• Work required
List each line of the data that holds the string "todas".

• Stored entries

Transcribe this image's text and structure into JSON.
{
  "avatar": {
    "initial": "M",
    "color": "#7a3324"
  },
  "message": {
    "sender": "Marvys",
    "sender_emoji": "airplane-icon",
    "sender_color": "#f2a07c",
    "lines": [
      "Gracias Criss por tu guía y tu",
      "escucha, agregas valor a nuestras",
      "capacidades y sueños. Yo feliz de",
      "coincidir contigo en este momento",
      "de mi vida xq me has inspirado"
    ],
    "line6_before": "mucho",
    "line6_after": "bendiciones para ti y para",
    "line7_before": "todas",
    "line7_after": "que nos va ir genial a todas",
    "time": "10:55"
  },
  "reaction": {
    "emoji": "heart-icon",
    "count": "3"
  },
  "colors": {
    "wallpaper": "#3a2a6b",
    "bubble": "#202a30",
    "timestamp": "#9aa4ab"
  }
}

* * *

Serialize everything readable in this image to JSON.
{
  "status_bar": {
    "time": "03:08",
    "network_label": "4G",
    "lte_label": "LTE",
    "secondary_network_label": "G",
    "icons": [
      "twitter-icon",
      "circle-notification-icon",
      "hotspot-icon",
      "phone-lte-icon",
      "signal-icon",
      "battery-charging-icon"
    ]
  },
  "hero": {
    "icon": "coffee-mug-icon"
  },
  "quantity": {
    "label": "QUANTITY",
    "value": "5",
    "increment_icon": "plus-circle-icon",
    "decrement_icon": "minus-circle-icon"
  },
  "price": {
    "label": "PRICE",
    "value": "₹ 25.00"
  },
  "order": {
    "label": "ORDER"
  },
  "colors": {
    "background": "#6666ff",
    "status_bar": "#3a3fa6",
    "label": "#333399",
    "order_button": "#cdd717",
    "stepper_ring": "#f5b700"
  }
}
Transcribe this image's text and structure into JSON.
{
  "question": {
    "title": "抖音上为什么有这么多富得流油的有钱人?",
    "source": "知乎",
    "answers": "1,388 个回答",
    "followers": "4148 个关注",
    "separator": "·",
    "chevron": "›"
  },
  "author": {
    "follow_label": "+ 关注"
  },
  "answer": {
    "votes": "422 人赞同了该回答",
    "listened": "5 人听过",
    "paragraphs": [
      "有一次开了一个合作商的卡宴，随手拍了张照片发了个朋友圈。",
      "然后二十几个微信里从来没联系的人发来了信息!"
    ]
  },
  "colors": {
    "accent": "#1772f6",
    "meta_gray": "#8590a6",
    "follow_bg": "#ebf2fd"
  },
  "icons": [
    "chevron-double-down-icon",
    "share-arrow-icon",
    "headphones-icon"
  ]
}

• Right answer
    "line7_before": "todas",
    "line7_after": "que nos va ir genial a todas",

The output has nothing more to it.